## [Exercise instructions]
Transcribe the listing below word for word.

***

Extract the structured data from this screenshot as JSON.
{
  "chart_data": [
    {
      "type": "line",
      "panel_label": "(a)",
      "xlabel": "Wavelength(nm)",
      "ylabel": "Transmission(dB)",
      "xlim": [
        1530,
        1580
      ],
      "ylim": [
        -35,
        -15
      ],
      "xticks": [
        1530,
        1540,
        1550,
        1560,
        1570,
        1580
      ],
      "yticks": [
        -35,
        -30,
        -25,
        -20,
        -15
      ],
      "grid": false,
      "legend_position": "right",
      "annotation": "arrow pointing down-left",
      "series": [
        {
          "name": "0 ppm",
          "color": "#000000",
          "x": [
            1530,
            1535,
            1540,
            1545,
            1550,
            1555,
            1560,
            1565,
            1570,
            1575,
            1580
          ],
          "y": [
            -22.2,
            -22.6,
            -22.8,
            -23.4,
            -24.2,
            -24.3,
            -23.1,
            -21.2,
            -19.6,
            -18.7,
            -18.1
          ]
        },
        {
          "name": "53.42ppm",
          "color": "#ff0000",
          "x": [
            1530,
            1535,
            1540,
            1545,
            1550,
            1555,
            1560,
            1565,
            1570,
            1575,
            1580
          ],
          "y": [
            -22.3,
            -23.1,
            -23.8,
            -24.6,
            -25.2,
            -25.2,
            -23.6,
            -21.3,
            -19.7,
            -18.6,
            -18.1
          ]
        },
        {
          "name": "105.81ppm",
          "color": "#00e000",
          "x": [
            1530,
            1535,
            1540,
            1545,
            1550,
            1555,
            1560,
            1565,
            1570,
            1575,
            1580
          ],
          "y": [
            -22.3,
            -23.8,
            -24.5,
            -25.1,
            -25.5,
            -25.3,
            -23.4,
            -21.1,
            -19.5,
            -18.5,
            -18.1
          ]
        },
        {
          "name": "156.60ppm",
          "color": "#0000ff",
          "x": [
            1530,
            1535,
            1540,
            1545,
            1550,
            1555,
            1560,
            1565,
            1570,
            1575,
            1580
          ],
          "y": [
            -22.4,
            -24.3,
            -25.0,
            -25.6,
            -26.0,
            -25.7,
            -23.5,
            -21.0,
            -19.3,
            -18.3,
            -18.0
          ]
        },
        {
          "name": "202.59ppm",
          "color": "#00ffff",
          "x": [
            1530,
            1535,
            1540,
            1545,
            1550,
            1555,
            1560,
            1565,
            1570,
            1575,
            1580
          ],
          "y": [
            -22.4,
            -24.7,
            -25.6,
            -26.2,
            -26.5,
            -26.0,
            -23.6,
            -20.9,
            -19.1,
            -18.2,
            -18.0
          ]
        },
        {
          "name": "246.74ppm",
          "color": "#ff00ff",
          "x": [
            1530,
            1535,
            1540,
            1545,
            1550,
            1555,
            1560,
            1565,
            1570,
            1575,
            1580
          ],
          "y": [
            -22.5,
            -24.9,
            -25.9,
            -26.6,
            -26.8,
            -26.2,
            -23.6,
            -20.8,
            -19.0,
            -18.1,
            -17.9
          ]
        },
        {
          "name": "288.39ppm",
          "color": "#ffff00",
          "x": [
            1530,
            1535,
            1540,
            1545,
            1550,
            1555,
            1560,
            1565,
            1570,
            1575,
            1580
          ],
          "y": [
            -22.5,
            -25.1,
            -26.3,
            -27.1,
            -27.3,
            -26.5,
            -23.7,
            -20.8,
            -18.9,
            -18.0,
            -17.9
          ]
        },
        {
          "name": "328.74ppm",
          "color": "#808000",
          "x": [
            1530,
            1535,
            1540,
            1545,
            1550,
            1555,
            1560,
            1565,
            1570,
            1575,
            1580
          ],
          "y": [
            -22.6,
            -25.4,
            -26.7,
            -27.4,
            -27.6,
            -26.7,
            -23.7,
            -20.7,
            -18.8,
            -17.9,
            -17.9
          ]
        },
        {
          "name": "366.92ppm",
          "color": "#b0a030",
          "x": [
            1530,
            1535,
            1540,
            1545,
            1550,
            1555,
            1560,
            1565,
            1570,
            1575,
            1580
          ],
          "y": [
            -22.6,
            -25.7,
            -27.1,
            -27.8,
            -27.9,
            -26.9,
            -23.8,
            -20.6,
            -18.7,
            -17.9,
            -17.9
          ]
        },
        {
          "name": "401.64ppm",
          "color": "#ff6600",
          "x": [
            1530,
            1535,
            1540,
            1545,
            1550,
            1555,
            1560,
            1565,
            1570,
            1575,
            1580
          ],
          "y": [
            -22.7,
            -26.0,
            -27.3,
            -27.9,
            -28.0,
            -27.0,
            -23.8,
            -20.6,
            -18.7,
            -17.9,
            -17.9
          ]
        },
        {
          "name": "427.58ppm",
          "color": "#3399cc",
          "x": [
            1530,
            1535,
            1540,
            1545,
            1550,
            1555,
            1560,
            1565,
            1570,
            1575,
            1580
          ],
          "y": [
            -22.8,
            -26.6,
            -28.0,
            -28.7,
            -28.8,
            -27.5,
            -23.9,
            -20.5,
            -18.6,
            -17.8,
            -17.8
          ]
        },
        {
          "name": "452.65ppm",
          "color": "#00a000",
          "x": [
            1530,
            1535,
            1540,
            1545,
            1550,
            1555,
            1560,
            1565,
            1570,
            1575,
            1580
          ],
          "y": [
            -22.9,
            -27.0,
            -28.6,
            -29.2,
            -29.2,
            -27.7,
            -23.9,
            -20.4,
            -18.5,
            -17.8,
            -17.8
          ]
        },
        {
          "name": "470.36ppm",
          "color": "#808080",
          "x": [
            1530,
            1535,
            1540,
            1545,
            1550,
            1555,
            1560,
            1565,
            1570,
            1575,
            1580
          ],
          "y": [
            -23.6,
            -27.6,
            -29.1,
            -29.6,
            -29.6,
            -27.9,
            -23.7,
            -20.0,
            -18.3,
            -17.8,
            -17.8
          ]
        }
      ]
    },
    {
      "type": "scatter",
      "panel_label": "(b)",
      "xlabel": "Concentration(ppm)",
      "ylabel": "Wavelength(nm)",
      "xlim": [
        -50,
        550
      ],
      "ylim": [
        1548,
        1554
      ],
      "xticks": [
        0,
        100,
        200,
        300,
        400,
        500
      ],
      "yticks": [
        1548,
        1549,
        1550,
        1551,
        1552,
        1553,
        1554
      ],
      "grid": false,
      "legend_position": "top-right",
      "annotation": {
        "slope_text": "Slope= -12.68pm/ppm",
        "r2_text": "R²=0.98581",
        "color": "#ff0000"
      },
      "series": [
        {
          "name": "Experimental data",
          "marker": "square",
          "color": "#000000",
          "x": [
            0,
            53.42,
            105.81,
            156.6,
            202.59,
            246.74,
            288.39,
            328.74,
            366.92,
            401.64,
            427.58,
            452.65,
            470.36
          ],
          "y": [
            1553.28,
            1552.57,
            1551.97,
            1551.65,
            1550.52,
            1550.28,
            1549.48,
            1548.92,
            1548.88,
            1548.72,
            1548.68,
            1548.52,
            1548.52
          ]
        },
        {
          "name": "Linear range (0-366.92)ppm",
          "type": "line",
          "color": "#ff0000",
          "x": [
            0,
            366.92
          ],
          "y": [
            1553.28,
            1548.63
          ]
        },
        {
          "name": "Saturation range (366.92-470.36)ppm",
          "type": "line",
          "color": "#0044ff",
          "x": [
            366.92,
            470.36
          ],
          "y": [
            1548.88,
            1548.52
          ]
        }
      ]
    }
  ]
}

***

## [Response]
Extract the structured data from this screenshot as JSON.
{
  "chart_data": [
    {
      "type": "line",
      "panel_label": "(a)",
      "xlabel": "Wavelength(nm)",
      "ylabel": "Transmission(dB)",
      "xlim": [
        1530,
        1580
      ],
      "ylim": [
        -35,
        -15
      ],
      "xticks": [
        1530,
        1540,
        1550,
        1560,
        1570,
        1580
      ],
      "yticks": [
        -35,
        -30,
        -25,
        -20,
        -15
      ],
      "grid": false,
      "legend_position": "right",
      "annotation": "arrow pointing down-left",
      "series": [
        {
          "name": "0 ppm",
          "color": "#000000",
          "x": [
            1530,
            1535,
            1540,
            1545,
            1550,
            1555,
            1560,
            1565,
            1570,
            1575,
            1580
          ],
          "y": [
            -22.2,
            -22.6,
            -22.8,
            -23.4,
            -24.2,
            -24.3,
            -23.1,
            -21.2,
            -19.6,
            -18.7,
            -18.1
          ]
        },
        {
          "name": "53.42ppm",
          "color": "#ff0000",
          "x": [
            1530,
            1535,
            1540,
            1545,
            1550,
            1555,
            1560,
            1565,
            1570,
            1575,
            1580
          ],
          "y": [
            -22.3,
            -23.1,
            -23.8,
            -24.6,
            -25.2,
            -25.2,
            -23.6,
            -21.3,
            -19.7,
            -18.6,
            -18.1
          ]
        },
        {
          "name": "105.81ppm",
          "color": "#00e000",
          "x": [
            1530,
            1535,
            1540,
            1545,
            1550,
            1555,
            1560,
            1565,
            1570,
            1575,
            1580
          ],
          "y": [
            -22.3,
            -23.8,
            -24.5,
            -25.1,
            -25.5,
            -25.3,
            -23.4,
            -21.1,
            -19.5,
            -18.5,
            -18.1
          ]
        },
        {
          "name": "156.60ppm",
          "color": "#0000ff",
          "x": [
            1530,
            1535,
            1540,
            1545,
            1550,
            1555,
            1560,
            1565,
            1570,
            1575,
            1580
          ],
          "y": [
            -22.4,
            -24.3,
            -25.0,
            -25.6,
            -26.0,
            -25.7,
            -23.5,
            -21.0,
            -19.3,
            -18.3,
            -18.0
          ]
        },
        {
          "name": "202.59ppm",
          "color": "#00ffff",
          "x": [
            1530,
            1535,
            1540,
            1545,
            1550,
            1555,
            1560,
            1565,
            1570,
            1575,
            1580
          ],
          "y": [
            -22.4,
            -24.7,
            -25.6,
            -26.2,
            -26.5,
            -26.0,
            -23.6,
            -20.9,
            -19.1,
            -18.2,
            -18.0
          ]
        },
        {
          "name": "246.74ppm",
          "color": "#ff00ff",
          "x": [
            1530,
            1535,
            1540,
            1545,
            1550,
            1555,
            1560,
            1565,
            1570,
            1575,
            1580
          ],
          "y": [
            -22.5,
            -24.9,
            -25.9,
            -26.6,
            -26.8,
            -26.2,
            -23.6,
            -20.8,
            -19.0,
            -18.1,
            -17.9
          ]
        },
        {
          "name": "288.39ppm",
          "color": "#ffff00",
          "x": [
            1530,
            1535,
            1540,
            1545,
            1550,
            1555,
            1560,
            1565,
            1570,
            1575,
            1580
          ],
          "y": [
            -22.5,
            -25.1,
            -26.3,
            -27.1,
            -27.3,
            -26.5,
            -23.7,
            -20.8,
            -18.9,
            -18.0,
            -17.9
          ]
        },
        {
          "name": "328.74ppm",
          "color": "#808000",
          "x": [
            1530,
            1535,
            1540,
            1545,
            1550,
            1555,
            1560,
            1565,
            1570,
            1575,
            1580
          ],
          "y": [
            -22.6,
            -25.4,
            -26.7,
            -27.4,
            -27.6,
            -26.7,
            -23.7,
            -20.7,
            -18.8,
            -17.9,
            -17.9
          ]
        },
        {
          "name": "366.92ppm",
          "color": "#b0a030",
          "x": [
            1530,
            1535,
            1540,
            1545,
            1550,
            1555,
            1560,
            1565,
            1570,
            1575,
            1580
          ],
          "y": [
            -22.6,
            -25.7,
            -27.1,
            -27.8,
            -27.9,
            -26.9,
            -23.8,
            -20.6,
            -18.7,
            -17.9,
            -17.9
          ]
        },
        {
          "name": "401.64ppm",
          "color": "#ff6600",
          "x": [
            1530,
            1535,
            1540,
            1545,
            1550,
            1555,
            1560,
            1565,
            1570,
            1575,
            1580
          ],
          "y": [
            -22.7,
            -26.0,
            -27.3,
            -27.9,
            -28.0,
            -27.0,
            -23.8,
            -20.6,
            -18.7,
            -17.9,
            -17.9
          ]
        },
        {
          "name": "427.58ppm",
          "color": "#3399cc",
          "x": [
            1530,
            1535,
            1540,
            1545,
            1550,
            1555,
            1560,
            1565,
            1570,
            1575,
            1580
          ],
          "y": [
            -22.8,
            -26.6,
            -28.0,
            -28.7,
            -28.8,
            -27.5,
            -23.9,
            -20.5,
            -18.6,
            -17.8,
            -17.8
          ]
        },
        {
          "name": "452.65ppm",
          "color": "#00a000",
          "x": [
            1530,
            1535,
            1540,
            1545,
            1550,
            1555,
            1560,
            1565,
            1570,
            1575,
            1580
          ],
          "y": [
            -22.9,
            -27.0,
            -28.6,
            -29.2,
            -29.2,
            -27.7,
            -23.9,
            -20.4,
            -18.5,
            -17.8,
            -17.8
          ]
        },
        {
          "name": "470.36ppm",
          "color": "#808080",
          "x": [
            1530,
            1535,
            1540,
            1545,
            1550,
            1555,
            1560,
            1565,
            1570,
            1575,
            1580
          ],
          "y": [
            -23.6,
            -27.6,
            -29.1,
            -29.6,
            -29.6,
            -27.9,
            -23.7,
            -20.0,
            -18.3,
            -17.8,
            -17.8
          ]
        }
      ]
    },
    {
      "type": "scatter",
      "panel_label": "(b)",
      "xlabel": "Concentration(ppm)",
      "ylabel": "Wavelength(nm)",
      "xlim": [
        -50,
        550
      ],
      "ylim": [
        1548,
        1554
      ],
      "xticks": [
        0,
        100,
        200,
        300,
        400,
        500
      ],
      "yticks": [
        1548,
        1549,
        1550,
        1551,
        1552,
        1553,
        1554
      ],
      "grid": false,
      "legend_position": "top-right",
      "annotation": {
        "slope_text": "Slope= -12.68pm/ppm",
        "r2_text": "R²=0.98581",
        "color": "#ff0000"
      },
      "series": [
        {
          "name": "Experimental data",
          "marker": "square",
          "color": "#000000",
          "x": [
            0,
            53.42,
            105.81,
            156.6,
            202.59,
            246.74,
            288.39,
            328.74,
            366.92,
            401.64,
            427.58,
            452.65,
            470.36
          ],
          "y": [
            1553.28,
            1552.57,
            1551.97,
            1551.65,
            1550.52,
            1550.28,
            1549.48,
            1548.92,
            1548.88,
            1548.72,
            1548.68,
            1548.52,
            1548.52
          ]
        },
        {
          "name": "Linear range (0-366.92)ppm",
          "type": "line",
          "color": "#ff0000",
          "x": [
            0,
            366.92
          ],
          "y": [
            1553.28,
            1548.63
          ]
        },
        {
          "name": "Saturation range (366.92-470.36)ppm",
          "type": "line",
          "color": "#0044ff",
          "x": [
            366.92,
            470.36
          ],
          "y": [
            1548.88,
            1548.52
          ]
        }
      ]
    }
  ]
}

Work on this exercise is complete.